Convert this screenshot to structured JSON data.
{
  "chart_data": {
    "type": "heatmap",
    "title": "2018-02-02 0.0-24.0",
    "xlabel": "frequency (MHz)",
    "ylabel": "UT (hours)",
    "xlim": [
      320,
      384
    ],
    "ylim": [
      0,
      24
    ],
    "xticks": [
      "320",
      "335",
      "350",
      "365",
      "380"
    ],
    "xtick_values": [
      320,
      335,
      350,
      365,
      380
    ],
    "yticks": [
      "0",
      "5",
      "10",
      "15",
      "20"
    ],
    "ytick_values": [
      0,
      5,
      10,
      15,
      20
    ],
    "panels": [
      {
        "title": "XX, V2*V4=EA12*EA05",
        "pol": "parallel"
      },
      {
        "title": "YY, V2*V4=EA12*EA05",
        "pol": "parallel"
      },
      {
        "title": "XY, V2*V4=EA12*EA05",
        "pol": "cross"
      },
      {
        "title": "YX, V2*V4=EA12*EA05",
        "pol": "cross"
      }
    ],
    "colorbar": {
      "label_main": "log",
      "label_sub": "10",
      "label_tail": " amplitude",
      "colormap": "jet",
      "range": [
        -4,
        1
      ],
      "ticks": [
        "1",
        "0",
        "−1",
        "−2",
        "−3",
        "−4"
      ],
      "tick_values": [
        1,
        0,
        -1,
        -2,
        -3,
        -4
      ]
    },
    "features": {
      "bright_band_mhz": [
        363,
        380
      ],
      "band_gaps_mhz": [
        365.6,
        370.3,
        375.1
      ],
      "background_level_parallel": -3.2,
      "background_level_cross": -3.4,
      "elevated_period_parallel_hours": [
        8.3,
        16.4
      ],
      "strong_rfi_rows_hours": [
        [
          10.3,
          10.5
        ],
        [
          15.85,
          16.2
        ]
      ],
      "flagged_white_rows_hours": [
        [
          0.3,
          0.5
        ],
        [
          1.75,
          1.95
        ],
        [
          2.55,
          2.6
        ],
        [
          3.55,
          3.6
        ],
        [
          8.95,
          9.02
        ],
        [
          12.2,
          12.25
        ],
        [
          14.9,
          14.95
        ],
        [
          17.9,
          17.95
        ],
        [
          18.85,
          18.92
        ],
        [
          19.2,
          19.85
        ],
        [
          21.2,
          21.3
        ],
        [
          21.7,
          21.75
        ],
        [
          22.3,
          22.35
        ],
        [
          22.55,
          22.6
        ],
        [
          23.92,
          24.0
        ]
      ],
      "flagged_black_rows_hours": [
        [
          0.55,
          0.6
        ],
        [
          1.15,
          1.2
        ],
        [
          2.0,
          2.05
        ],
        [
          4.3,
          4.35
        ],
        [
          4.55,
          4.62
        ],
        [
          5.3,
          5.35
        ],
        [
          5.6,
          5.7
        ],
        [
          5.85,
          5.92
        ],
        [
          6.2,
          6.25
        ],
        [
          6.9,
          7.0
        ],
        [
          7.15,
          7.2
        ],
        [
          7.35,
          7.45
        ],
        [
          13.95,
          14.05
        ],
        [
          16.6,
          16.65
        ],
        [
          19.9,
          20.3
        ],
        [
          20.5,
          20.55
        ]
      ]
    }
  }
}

################

● Task statement: Write out the entries above word for word.

● Solution:
Convert this screenshot to structured JSON data.
{
  "chart_data": {
    "type": "heatmap",
    "title": "2018-02-02 0.0-24.0",
    "xlabel": "frequency (MHz)",
    "ylabel": "UT (hours)",
    "xlim": [
      320,
      384
    ],
    "ylim": [
      0,
      24
    ],
    "xticks": [
      "320",
      "335",
      "350",
      "365",
      "380"
    ],
    "xtick_values": [
      320,
      335,
      350,
      365,
      380
    ],
    "yticks": [
      "0",
      "5",
      "10",
      "15",
      "20"
    ],
    "ytick_values": [
      0,
      5,
      10,
      15,
      20
    ],
    "panels": [
      {
        "title": "XX, V2*V4=EA12*EA05",
        "pol": "parallel"
      },
      {
        "title": "YY, V2*V4=EA12*EA05",
        "pol": "parallel"
      },
      {
        "title": "XY, V2*V4=EA12*EA05",
        "pol": "cross"
      },
      {
        "title": "YX, V2*V4=EA12*EA05",
        "pol": "cross"
      }
    ],
    "colorbar": {
      "label_main": "log",
      "label_sub": "10",
      "label_tail": " amplitude",
      "colormap": "jet",
      "range": [
        -4,
        1
      ],
      "ticks": [
        "1",
        "0",
        "−1",
        "−2",
        "−3",
        "−4"
      ],
      "tick_values": [
        1,
        0,
        -1,
        -2,
        -3,
        -4
      ]
    },
    "features": {
      "bright_band_mhz": [
        363,
        380
      ],
      "band_gaps_mhz": [
        365.6,
        370.3,
        375.1
      ],
      "background_level_parallel": -3.2,
      "background_level_cross": -3.4,
      "elevated_period_parallel_hours": [
        8.3,
        16.4
      ],
      "strong_rfi_rows_hours": [
        [
          10.3,
          10.5
        ],
        [
          15.85,
          16.2
        ]
      ],
      "flagged_white_rows_hours": [
        [
          0.3,
          0.5
        ],
        [
          1.75,
          1.95
        ],
        [
          2.55,
          2.6
        ],
        [
          3.55,
          3.6
        ],
        [
          8.95,
          9.02
        ],
        [
          12.2,
          12.25
        ],
        [
          14.9,
          14.95
        ],
        [
          17.9,
          17.95
        ],
        [
          18.85,
          18.92
        ],
        [
          19.2,
          19.85
        ],
        [
          21.2,
          21.3
        ],
        [
          21.7,
          21.75
        ],
        [
          22.3,
          22.35
        ],
        [
          22.55,
          22.6
        ],
        [
          23.92,
          24.0
        ]
      ],
      "flagged_black_rows_hours": [
        [
          0.55,
          0.6
        ],
        [
          1.15,
          1.2
        ],
        [
          2.0,
          2.05
        ],
        [
          4.3,
          4.35
        ],
        [
          4.55,
          4.62
        ],
        [
          5.3,
          5.35
        ],
        [
          5.6,
          5.7
        ],
        [
          5.85,
          5.92
        ],
        [
          6.2,
          6.25
        ],
        [
          6.9,
          7.0
        ],
        [
          7.15,
          7.2
        ],
        [
          7.35,
          7.45
        ],
        [
          13.95,
          14.05
        ],
        [
          16.6,
          16.65
        ],
        [
          19.9,
          20.3
        ],
        [
          20.5,
          20.55
        ]
      ]
    }
  }
}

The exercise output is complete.